__WHAT YOU NEED TO DO__:
Wherever the word "Empresarial" appears in a line, extract that line.

__PROVIDED INFORMATION__:
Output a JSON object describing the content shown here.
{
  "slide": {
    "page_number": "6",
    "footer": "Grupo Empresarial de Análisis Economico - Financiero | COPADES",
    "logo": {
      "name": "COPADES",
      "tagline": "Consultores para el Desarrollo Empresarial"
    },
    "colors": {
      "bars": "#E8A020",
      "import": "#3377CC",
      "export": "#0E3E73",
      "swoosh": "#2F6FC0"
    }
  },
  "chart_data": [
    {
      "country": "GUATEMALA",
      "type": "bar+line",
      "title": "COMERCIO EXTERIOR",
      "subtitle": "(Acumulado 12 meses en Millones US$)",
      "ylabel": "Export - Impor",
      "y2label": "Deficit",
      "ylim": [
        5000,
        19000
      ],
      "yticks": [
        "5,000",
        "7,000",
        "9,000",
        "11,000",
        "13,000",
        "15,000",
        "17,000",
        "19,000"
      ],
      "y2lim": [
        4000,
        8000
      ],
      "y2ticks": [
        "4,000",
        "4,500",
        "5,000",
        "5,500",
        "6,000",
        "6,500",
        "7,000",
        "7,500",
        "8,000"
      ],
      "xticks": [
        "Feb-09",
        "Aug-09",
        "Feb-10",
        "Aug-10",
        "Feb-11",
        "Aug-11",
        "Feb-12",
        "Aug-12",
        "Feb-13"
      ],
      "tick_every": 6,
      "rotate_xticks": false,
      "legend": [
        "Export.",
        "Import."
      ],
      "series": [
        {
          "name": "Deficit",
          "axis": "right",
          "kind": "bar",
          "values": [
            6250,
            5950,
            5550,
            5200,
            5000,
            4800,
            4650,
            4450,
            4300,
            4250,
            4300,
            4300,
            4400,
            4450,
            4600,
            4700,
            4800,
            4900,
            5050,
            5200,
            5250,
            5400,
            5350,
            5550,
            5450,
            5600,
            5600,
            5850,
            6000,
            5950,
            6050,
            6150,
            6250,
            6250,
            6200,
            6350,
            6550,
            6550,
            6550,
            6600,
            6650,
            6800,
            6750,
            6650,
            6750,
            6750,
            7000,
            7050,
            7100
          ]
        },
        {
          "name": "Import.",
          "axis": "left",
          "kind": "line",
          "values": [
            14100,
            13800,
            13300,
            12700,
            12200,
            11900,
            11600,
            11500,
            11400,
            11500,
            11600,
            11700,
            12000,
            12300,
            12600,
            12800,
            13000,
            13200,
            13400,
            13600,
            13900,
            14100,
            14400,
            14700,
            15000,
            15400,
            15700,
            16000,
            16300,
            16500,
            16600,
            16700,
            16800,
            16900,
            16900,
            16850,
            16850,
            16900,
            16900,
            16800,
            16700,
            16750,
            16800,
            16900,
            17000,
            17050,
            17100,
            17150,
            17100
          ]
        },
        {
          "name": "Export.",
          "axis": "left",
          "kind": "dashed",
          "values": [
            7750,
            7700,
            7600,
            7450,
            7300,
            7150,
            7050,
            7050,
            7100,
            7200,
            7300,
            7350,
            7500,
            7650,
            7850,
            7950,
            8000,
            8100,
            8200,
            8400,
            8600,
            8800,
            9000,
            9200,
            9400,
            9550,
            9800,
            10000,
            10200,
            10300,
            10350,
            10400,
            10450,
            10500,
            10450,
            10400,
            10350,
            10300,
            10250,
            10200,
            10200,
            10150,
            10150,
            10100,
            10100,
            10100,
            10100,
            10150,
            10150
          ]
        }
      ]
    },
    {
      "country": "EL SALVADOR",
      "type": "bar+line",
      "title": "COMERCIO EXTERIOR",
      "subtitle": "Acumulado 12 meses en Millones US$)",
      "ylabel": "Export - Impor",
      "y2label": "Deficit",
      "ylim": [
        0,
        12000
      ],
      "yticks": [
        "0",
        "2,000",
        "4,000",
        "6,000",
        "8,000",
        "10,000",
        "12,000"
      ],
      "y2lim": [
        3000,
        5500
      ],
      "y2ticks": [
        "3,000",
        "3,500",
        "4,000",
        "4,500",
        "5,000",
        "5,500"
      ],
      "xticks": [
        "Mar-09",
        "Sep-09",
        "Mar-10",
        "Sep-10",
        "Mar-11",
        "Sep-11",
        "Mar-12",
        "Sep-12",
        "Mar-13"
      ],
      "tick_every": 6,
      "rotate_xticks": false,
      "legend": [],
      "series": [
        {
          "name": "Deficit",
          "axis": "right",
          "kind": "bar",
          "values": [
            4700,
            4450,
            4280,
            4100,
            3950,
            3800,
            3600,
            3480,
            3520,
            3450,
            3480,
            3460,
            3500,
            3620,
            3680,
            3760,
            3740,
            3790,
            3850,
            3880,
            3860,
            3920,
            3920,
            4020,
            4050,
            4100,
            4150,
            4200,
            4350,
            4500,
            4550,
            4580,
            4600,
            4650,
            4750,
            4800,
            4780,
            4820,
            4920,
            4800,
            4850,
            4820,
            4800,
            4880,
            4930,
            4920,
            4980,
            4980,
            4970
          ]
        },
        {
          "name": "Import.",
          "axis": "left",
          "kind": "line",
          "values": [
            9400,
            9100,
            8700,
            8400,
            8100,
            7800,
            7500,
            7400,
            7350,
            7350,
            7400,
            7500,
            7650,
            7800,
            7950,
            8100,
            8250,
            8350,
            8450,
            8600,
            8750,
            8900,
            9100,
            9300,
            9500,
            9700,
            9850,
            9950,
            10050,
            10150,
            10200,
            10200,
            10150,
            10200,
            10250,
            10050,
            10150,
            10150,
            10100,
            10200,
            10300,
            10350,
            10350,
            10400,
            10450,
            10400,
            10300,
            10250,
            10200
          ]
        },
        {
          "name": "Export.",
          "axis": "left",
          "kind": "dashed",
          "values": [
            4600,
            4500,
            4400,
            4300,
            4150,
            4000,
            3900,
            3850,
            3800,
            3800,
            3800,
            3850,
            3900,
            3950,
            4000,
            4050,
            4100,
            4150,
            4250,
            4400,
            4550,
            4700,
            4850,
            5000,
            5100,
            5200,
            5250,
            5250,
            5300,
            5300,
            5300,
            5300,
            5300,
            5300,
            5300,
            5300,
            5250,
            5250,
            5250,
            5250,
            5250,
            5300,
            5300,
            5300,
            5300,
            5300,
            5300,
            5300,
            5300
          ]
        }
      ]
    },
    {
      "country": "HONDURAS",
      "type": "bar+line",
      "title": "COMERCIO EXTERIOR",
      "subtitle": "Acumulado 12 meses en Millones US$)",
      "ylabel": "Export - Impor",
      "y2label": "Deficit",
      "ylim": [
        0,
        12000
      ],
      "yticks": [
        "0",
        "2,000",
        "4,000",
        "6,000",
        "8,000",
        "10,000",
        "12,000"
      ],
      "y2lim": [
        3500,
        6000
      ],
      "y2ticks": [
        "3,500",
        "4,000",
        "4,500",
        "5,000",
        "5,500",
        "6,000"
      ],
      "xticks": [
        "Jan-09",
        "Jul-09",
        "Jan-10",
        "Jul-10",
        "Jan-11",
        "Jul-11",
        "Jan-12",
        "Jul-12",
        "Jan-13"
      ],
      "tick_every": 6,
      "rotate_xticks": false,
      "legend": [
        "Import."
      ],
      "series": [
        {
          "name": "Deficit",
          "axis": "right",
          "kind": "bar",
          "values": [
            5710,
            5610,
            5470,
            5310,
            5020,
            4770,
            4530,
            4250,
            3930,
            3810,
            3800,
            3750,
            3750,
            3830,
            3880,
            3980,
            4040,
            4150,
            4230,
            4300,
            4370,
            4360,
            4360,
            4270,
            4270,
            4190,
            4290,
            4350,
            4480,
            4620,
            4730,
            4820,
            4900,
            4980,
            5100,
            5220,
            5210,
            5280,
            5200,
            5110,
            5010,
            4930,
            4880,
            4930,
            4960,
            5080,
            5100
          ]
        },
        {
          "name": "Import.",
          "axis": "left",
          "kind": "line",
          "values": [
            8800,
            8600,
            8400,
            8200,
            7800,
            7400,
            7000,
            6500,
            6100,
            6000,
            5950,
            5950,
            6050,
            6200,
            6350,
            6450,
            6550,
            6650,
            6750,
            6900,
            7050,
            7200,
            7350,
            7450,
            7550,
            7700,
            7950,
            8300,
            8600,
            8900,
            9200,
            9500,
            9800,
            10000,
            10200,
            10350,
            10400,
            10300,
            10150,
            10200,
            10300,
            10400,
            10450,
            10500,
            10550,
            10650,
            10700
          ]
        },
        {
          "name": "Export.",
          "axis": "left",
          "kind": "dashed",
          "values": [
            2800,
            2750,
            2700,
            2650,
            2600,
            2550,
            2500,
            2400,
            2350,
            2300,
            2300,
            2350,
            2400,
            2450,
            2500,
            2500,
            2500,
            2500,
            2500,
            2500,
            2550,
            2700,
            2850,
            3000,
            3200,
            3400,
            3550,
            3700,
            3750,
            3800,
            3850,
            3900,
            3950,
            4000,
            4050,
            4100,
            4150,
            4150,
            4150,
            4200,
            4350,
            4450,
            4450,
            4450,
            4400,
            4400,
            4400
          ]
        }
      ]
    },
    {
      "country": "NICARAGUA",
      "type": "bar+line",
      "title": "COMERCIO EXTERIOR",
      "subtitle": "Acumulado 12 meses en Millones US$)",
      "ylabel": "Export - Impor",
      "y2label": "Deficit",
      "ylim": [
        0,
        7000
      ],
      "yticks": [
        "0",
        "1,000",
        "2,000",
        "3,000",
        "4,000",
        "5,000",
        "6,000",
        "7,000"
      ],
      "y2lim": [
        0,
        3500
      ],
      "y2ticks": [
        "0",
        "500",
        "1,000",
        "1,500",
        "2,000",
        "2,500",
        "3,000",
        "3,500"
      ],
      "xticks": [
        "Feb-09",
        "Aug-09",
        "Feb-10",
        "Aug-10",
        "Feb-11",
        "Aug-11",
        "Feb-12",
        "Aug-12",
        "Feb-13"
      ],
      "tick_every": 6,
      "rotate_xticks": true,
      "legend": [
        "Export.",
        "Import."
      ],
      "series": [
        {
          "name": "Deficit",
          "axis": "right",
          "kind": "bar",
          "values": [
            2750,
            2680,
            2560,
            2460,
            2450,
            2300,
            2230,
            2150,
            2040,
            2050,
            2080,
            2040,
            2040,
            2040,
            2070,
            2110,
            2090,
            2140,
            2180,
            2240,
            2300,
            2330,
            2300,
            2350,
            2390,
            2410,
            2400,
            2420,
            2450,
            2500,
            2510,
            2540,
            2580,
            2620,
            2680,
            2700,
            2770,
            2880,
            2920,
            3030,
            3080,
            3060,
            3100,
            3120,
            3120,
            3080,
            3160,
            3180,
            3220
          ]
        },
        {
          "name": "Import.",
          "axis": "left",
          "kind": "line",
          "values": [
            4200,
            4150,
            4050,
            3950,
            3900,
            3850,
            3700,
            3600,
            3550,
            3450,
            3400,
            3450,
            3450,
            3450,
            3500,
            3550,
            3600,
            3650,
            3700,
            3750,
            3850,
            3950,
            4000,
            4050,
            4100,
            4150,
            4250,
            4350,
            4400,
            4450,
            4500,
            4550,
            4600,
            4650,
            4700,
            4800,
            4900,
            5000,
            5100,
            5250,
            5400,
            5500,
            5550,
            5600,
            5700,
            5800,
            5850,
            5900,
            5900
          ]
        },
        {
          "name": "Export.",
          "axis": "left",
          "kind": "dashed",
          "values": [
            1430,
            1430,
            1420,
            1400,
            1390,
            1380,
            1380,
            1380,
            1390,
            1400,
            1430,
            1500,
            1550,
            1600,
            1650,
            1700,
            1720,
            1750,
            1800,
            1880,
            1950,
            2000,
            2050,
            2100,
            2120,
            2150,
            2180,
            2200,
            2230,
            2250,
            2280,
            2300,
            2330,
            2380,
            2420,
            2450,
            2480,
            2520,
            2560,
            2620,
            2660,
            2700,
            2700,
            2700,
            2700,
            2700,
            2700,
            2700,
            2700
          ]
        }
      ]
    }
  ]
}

__SOLUTION TO THIS TASK__:
    "footer": "Grupo Empresarial de Análisis Economico - Financiero | COPADES",
      "tagline": "Consultores para el Desarrollo Empresarial"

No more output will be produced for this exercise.